*Goal*. Could you format the lines from the one containing "Localize each UI" through the one containing "wire C4 branch <box>33 33 35 55</box>", both ends included, as a numbered list with blank lines and pictures left out?

*Input for this task*.
———

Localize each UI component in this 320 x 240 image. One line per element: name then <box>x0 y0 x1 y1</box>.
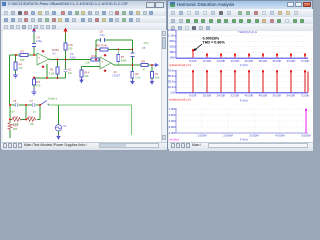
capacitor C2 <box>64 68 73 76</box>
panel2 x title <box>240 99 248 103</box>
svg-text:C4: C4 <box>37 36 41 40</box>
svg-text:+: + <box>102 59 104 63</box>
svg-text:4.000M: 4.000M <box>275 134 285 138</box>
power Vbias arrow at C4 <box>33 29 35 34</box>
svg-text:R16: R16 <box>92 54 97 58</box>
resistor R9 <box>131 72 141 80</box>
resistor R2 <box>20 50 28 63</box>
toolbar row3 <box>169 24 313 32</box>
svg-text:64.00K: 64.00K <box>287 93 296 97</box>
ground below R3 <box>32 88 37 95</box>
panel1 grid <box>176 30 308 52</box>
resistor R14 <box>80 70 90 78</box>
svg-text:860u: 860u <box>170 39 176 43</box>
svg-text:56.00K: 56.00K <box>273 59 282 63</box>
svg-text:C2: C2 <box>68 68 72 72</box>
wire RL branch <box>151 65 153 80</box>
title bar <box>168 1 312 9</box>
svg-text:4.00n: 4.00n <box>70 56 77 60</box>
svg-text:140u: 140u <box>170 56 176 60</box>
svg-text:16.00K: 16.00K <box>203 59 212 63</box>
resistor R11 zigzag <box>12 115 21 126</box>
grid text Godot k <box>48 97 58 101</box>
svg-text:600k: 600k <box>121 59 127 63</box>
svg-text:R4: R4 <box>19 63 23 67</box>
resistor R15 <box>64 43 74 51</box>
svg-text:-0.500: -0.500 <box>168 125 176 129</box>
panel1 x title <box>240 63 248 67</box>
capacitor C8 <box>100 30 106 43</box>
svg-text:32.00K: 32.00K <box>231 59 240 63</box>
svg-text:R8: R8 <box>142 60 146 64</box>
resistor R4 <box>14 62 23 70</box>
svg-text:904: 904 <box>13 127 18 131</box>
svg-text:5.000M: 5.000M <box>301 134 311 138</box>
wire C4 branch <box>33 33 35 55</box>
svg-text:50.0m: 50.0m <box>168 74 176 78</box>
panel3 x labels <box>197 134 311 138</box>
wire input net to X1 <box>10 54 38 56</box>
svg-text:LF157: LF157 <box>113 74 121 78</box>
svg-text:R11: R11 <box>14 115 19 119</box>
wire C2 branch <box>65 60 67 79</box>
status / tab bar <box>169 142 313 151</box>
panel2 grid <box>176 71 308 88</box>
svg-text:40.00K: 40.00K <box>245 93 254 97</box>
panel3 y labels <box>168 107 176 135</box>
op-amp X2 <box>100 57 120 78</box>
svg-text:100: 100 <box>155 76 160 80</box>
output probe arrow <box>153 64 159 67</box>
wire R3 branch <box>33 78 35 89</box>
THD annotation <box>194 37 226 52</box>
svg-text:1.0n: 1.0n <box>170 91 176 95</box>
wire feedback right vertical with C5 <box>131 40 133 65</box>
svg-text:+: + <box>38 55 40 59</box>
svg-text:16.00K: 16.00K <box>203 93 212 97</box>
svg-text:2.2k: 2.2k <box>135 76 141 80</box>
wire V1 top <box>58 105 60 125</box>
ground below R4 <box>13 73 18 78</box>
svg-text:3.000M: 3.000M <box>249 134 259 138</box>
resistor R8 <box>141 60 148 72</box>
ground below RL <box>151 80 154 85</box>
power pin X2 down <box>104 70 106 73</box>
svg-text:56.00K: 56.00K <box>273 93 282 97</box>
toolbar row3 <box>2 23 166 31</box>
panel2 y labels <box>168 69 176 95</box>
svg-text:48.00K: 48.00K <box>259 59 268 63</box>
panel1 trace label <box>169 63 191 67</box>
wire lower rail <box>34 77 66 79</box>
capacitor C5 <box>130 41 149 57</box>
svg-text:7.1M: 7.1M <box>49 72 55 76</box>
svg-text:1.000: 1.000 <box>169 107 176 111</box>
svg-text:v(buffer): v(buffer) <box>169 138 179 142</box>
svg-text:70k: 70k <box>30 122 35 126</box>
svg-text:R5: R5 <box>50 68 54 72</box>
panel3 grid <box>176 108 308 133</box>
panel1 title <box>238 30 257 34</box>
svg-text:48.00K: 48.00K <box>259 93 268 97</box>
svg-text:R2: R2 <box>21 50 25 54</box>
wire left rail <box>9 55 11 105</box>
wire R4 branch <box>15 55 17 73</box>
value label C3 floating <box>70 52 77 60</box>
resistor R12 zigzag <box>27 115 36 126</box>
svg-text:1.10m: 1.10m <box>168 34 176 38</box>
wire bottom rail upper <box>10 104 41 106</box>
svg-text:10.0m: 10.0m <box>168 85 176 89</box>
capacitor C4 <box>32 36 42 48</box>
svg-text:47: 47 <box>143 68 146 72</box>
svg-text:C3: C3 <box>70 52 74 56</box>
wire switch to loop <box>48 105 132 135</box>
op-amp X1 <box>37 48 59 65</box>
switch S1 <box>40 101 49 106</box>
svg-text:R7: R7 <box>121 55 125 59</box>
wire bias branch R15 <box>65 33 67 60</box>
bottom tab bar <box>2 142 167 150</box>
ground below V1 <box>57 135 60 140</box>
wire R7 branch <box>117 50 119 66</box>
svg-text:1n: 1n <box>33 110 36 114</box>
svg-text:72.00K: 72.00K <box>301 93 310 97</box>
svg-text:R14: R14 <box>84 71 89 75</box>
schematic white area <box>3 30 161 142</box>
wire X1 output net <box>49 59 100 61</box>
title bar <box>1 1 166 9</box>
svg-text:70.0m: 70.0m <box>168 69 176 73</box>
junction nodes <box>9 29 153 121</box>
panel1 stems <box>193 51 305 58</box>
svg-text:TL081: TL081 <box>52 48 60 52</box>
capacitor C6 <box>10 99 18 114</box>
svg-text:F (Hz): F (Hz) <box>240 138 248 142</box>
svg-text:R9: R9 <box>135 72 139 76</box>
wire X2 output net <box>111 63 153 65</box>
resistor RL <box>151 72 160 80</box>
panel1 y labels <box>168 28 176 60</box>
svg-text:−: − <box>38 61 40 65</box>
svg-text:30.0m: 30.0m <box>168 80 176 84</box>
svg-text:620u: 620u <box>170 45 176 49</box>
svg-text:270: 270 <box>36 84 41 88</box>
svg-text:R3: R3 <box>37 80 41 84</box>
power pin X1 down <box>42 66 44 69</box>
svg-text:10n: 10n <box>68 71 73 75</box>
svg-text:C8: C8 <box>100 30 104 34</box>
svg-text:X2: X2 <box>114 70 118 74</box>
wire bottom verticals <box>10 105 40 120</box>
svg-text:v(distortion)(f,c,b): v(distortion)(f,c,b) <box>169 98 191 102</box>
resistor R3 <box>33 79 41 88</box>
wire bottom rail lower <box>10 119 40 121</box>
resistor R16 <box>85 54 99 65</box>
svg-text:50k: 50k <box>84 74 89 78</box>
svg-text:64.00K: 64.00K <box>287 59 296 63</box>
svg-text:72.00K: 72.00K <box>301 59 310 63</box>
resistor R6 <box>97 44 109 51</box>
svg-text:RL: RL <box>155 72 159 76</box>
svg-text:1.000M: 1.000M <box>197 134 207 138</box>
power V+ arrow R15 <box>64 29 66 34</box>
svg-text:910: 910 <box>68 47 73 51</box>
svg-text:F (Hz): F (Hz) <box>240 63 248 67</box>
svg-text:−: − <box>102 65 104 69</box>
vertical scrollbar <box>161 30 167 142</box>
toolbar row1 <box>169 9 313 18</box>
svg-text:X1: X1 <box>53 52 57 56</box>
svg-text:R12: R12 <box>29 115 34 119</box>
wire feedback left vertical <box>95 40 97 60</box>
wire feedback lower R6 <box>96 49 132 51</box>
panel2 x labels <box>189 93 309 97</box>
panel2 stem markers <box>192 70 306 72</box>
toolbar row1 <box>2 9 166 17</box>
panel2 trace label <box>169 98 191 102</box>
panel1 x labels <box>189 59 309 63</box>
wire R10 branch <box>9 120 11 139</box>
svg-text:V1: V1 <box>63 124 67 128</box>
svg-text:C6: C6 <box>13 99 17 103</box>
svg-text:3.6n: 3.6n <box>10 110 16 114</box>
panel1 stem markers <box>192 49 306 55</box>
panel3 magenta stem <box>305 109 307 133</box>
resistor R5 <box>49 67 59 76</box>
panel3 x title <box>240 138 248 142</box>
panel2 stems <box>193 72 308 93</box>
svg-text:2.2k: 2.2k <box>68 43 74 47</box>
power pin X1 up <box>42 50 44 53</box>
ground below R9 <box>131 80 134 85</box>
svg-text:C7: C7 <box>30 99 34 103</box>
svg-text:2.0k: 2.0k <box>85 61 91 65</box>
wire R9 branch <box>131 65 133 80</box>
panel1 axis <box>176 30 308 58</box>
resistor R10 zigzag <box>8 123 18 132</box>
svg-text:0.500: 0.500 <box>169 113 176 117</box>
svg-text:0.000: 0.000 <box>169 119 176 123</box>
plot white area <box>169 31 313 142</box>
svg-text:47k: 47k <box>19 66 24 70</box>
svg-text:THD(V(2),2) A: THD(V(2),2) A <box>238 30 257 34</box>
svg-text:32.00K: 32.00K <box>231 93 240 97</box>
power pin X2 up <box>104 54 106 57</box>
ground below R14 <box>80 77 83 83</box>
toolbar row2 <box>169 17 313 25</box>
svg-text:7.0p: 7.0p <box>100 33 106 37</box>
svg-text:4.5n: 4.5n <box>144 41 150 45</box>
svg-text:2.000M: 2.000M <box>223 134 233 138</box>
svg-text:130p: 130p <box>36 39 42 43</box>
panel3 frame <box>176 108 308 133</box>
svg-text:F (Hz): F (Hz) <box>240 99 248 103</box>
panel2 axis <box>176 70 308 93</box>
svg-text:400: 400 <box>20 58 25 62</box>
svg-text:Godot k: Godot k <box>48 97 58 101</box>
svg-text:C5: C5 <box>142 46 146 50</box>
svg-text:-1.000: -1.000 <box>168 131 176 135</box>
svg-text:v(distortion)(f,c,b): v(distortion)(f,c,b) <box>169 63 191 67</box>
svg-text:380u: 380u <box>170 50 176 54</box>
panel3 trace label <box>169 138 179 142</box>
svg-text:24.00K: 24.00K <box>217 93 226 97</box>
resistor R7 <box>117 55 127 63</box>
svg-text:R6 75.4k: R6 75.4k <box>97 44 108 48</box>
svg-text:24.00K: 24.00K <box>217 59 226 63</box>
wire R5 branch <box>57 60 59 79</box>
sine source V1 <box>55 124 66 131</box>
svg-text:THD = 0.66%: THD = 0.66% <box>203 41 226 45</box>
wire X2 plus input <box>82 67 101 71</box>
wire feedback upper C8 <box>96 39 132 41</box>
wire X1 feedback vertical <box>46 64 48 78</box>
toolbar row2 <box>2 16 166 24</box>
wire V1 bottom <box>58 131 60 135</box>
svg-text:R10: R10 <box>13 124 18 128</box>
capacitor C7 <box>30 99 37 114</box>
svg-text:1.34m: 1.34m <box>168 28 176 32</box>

———

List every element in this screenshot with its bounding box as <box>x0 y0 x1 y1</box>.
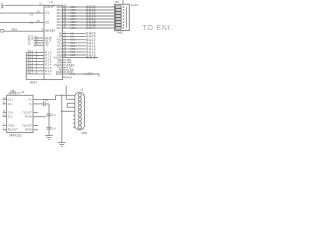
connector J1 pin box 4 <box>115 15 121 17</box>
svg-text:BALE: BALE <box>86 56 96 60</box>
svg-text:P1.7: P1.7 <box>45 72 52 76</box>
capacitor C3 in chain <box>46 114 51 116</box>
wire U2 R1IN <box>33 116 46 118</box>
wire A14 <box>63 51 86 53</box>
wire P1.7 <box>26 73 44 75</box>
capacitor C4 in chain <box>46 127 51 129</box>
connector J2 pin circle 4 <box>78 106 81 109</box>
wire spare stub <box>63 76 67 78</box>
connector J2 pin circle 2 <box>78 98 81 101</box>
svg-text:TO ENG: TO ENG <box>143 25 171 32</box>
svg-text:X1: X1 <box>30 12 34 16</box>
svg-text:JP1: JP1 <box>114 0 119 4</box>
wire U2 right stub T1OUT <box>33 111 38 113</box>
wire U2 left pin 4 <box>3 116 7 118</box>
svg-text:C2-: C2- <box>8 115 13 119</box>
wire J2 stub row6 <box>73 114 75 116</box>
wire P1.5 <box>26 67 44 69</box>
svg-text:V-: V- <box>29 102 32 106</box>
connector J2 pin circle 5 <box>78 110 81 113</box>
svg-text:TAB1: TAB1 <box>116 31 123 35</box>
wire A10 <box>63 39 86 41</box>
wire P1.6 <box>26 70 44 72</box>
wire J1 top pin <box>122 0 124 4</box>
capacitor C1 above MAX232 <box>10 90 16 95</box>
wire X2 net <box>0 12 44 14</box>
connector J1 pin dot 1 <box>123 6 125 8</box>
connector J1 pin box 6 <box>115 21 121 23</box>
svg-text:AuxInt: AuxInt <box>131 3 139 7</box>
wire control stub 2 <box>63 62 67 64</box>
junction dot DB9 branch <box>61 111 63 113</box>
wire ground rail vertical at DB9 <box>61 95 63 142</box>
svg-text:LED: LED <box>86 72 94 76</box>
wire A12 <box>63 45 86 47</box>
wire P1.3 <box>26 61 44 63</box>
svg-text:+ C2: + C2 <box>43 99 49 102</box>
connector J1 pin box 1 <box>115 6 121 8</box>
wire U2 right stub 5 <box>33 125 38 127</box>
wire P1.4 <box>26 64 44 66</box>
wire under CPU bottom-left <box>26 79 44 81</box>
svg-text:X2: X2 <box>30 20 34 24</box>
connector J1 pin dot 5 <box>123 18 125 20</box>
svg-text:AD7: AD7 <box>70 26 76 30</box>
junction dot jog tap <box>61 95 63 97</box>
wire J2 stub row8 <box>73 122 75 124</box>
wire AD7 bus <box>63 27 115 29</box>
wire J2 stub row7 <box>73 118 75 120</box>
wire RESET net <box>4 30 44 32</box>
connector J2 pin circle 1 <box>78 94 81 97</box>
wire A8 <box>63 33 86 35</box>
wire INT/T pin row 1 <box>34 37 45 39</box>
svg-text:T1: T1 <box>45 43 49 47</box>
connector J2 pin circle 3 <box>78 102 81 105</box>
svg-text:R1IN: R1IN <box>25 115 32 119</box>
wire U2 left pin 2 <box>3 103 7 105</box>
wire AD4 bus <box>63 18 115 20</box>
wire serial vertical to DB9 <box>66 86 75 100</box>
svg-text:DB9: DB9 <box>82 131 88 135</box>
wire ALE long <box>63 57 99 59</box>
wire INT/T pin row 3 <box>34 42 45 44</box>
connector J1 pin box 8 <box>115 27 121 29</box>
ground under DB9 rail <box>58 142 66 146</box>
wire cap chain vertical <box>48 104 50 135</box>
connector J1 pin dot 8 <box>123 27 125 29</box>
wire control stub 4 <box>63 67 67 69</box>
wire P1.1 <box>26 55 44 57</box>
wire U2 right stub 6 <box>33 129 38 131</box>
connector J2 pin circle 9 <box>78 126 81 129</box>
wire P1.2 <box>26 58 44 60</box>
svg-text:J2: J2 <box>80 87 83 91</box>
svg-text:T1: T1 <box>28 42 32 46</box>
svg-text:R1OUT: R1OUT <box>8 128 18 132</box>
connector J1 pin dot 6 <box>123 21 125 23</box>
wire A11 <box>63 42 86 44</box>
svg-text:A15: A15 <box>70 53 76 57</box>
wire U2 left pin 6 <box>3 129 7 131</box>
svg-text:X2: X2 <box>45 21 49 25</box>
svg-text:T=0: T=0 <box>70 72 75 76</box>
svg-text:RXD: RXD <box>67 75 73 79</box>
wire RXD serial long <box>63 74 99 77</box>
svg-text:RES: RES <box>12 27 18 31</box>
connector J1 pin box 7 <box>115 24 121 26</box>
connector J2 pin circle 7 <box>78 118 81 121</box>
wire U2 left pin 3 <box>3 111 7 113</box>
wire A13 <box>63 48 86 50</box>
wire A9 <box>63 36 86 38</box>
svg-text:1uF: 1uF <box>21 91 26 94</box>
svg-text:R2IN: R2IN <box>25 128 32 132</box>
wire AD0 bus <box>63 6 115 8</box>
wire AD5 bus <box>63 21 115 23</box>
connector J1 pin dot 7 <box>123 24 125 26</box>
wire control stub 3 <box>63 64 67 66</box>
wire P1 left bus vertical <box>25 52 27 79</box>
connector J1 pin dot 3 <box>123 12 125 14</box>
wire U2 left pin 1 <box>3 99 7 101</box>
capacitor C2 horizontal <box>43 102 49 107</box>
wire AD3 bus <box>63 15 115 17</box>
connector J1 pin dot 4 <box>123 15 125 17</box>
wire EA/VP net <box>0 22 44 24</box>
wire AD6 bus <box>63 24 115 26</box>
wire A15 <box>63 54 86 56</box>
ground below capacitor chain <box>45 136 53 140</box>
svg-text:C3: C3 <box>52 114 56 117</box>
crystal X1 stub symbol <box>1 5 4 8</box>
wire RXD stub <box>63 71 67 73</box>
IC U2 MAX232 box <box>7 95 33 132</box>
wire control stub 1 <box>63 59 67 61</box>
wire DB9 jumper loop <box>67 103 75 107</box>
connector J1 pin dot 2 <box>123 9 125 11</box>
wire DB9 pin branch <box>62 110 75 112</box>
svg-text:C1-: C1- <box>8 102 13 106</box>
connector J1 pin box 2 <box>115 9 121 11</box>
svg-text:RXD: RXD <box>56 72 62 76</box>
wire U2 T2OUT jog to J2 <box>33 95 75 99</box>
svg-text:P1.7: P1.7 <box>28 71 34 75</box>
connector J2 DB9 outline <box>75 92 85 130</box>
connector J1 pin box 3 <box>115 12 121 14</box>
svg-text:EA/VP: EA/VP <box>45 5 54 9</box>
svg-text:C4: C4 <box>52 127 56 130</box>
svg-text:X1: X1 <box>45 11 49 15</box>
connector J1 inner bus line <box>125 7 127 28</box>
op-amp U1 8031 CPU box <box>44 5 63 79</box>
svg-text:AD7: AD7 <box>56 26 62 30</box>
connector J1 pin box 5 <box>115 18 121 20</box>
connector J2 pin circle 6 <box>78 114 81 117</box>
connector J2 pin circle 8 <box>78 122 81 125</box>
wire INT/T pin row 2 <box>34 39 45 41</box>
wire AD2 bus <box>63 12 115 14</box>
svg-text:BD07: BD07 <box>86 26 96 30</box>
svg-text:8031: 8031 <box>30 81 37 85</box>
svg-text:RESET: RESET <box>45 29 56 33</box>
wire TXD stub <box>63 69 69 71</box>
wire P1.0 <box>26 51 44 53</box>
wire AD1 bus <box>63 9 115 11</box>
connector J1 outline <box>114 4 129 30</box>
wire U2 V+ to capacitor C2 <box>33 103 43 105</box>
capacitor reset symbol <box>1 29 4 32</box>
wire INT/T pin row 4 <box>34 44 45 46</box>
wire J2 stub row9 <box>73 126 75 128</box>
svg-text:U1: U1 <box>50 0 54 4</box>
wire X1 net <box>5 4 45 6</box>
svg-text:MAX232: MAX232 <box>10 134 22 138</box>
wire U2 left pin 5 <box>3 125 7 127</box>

———

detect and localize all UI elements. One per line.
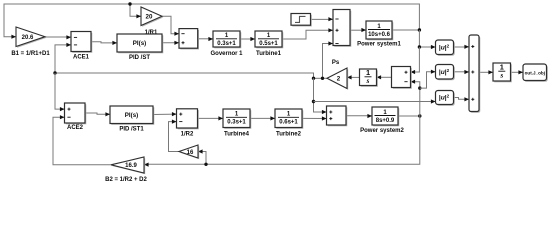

———

*Result*.
1. Localize each UI component in this 320 x 240 image. One line per element: name then <box>x0 y0 x1 y1</box>.
2. capacitor C2 <box>64 68 73 76</box>
3. panel2 x title <box>240 99 248 103</box>
4. svg-text:C4: C4 <box>37 36 41 40</box>
5. svg-text:+: + <box>102 59 104 63</box>
6. svg-text:4.000M: 4.000M <box>275 134 285 138</box>
7. power Vbias arrow at C4 <box>33 29 35 34</box>
8. svg-text:R16: R16 <box>92 54 97 58</box>
9. resistor R9 <box>131 72 141 80</box>
10. resistor R2 <box>20 50 28 63</box>
11. toolbar row3 <box>169 24 313 32</box>
12. svg-text:64.00K: 64.00K <box>287 93 296 97</box>
13. ground below R3 <box>32 88 37 95</box>
14. panel1 grid <box>176 30 308 52</box>
15. resistor R14 <box>80 70 90 78</box>
16. svg-text:860u: 860u <box>170 39 176 43</box>
17. svg-text:56.00K: 56.00K <box>273 59 282 63</box>
18. svg-text:C2: C2 <box>68 68 72 72</box>
19. wire RL branch <box>151 65 153 80</box>
20. title bar <box>168 1 312 9</box>
21. svg-text:4.00n: 4.00n <box>70 56 77 60</box>
22. svg-text:140u: 140u <box>170 56 176 60</box>
23. svg-text:16.00K: 16.00K <box>203 59 212 63</box>
24. resistor R11 zigzag <box>12 115 21 126</box>
25. grid text Godot k <box>48 97 58 101</box>
26. svg-text:600k: 600k <box>121 59 127 63</box>
27. svg-text:R4: R4 <box>19 63 23 67</box>
28. resistor R15 <box>64 43 74 51</box>
29. svg-text:-0.500: -0.500 <box>168 125 176 129</box>
30. panel1 x title <box>240 63 248 67</box>
31. capacitor C8 <box>100 30 106 43</box>
32. svg-text:32.00K: 32.00K <box>231 59 240 63</box>
33. svg-text:R8: R8 <box>142 60 146 64</box>
34. resistor R4 <box>14 62 23 70</box>
35. svg-text:904: 904 <box>13 127 18 131</box>
36. svg-text:5.000M: 5.000M <box>301 134 311 138</box>
37. wire C4 branch <box>33 33 35 55</box>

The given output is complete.